• Prompt
Output the full listing word for word.

• Task data
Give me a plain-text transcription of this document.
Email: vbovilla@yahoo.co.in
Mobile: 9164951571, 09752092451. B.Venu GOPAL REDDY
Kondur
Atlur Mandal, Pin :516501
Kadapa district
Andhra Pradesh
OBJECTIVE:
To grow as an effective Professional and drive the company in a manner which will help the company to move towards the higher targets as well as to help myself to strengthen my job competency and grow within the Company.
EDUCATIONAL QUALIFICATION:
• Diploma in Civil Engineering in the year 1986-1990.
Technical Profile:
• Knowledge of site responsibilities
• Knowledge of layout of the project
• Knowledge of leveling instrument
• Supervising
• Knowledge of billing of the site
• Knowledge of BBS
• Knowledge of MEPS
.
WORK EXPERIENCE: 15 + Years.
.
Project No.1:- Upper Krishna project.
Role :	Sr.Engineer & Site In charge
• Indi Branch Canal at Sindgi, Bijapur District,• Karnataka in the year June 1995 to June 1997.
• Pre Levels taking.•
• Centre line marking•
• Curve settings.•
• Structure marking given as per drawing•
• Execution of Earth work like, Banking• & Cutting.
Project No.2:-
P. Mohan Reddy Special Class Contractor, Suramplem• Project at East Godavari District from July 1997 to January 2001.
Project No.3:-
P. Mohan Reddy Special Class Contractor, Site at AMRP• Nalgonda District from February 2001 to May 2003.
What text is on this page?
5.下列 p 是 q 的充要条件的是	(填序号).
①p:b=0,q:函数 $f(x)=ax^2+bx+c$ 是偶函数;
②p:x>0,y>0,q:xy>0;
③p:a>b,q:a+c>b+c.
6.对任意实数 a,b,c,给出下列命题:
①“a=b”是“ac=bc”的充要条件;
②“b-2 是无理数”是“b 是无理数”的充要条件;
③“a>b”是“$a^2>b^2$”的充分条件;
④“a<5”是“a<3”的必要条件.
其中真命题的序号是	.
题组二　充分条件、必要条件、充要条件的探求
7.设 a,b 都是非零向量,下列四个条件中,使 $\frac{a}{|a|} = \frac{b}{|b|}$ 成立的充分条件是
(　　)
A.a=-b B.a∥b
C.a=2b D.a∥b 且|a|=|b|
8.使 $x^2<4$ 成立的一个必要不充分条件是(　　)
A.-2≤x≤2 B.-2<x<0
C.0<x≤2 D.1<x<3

• Completed task
Give me a plain-text transcription of this document.
Email: vbovilla@yahoo.co.in
Mobile: 9164951571, 09752092451. B.Venu GOPAL REDDY
Kondur
Atlur Mandal, Pin :516501
Kadapa district
Andhra Pradesh
OBJECTIVE:
To grow as an effective Professional and drive the company in a manner which will help the company to move towards the higher targets as well as to help myself to strengthen my job competency and grow within the Company.
EDUCATIONAL QUALIFICATION:
• Diploma in Civil Engineering in the year 1986-1990.
Technical Profile:
• Knowledge of site responsibilities
• Knowledge of layout of the project
• Knowledge of leveling instrument
• Supervising
• Knowledge of billing of the site
• Knowledge of BBS
• Knowledge of MEPS
.
WORK EXPERIENCE: 15 + Years.
.
Project No.1:- Upper Krishna project.
Role :	Sr.Engineer & Site In charge
• Indi Branch Canal at Sindgi, Bijapur District,• Karnataka in the year June 1995 to June 1997.
• Pre Levels taking.•
• Centre line marking•
• Curve settings.•
• Structure marking given as per drawing•
• Execution of Earth work like, Banking• & Cutting.
Project No.2:-
P. Mohan Reddy Special Class Contractor, Suramplem• Project at East Godavari District from July 1997 to January 2001.
Project No.3:-
P. Mohan Reddy Special Class Contractor, Site at AMRP• Nalgonda District from February 2001 to May 2003.
What text is on this page?
5.下列 p 是 q 的充要条件的是	(填序号).
①p:b=0,q:函数 $f(x)=ax^2+bx+c$ 是偶函数;
②p:x>0,y>0,q:xy>0;
③p:a>b,q:a+c>b+c.
6.对任意实数 a,b,c,给出下列命题:
①“a=b”是“ac=bc”的充要条件;
②“b-2 是无理数”是“b 是无理数”的充要条件;
③“a>b”是“$a^2>b^2$”的充分条件;
④“a<5”是“a<3”的必要条件.
其中真命题的序号是	.
题组二　充分条件、必要条件、充要条件的探求
7.设 a,b 都是非零向量,下列四个条件中,使 $\frac{a}{|a|} = \frac{b}{|b|}$ 成立的充分条件是
(　　)
A.a=-b B.a∥b
C.a=2b D.a∥b 且|a|=|b|
8.使 $x^2<4$ 成立的一个必要不充分条件是(　　)
A.-2≤x≤2 B.-2<x<0
C.0<x≤2 D.1<x<3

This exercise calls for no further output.